◆ **Set exercise**:
Select and reproduce each line of the listing below that bears the string "title".

◆ **Entries from a dataset**:
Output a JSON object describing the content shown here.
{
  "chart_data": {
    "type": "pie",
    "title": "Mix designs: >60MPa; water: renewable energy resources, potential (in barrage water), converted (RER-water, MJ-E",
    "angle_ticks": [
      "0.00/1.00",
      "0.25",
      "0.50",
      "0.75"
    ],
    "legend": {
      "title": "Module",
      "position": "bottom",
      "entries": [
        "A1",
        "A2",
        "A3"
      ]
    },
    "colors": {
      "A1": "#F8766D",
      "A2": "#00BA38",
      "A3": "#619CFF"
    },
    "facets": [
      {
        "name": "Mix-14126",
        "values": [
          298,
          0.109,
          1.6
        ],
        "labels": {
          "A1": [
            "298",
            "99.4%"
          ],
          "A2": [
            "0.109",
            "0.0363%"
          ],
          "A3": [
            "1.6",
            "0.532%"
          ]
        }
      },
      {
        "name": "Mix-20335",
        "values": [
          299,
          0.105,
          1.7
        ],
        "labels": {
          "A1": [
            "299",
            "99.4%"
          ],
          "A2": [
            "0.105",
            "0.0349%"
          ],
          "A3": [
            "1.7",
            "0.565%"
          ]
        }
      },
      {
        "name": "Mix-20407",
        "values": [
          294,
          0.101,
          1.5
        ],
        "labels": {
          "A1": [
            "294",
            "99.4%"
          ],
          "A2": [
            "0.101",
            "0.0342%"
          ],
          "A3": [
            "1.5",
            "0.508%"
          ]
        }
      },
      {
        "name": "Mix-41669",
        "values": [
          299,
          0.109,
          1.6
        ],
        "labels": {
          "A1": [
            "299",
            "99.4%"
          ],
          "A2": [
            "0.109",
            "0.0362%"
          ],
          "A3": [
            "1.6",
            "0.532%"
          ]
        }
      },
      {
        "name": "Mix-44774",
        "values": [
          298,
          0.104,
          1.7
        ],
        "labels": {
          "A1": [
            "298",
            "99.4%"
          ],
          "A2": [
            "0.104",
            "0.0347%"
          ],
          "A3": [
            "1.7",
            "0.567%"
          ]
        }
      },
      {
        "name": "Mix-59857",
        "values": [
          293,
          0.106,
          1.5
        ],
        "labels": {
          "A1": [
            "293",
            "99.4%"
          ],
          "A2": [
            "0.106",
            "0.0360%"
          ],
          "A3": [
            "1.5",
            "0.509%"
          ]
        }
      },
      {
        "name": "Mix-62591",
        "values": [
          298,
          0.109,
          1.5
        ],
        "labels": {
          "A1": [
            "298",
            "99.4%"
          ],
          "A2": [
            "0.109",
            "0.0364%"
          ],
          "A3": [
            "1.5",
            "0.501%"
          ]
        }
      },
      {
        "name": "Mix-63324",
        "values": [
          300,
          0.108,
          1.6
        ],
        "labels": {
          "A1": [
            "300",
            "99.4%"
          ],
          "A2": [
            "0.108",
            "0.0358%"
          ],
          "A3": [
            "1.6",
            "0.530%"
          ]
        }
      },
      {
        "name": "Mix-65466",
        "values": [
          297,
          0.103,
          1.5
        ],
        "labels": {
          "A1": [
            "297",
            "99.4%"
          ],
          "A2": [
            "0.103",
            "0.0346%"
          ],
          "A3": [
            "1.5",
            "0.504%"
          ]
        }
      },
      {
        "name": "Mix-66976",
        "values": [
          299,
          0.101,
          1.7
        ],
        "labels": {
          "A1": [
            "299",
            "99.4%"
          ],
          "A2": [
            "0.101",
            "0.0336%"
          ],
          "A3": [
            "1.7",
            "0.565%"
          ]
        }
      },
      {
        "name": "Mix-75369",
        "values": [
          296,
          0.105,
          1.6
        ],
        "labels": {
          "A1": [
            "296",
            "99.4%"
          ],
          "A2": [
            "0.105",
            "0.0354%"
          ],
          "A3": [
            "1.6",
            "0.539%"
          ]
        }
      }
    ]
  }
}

◆ **Full solution**:
    "title": "Mix designs: >60MPa; water: renewable energy resources, potential (in barrage water), converted (RER-water, MJ-E",
      "title": "Module",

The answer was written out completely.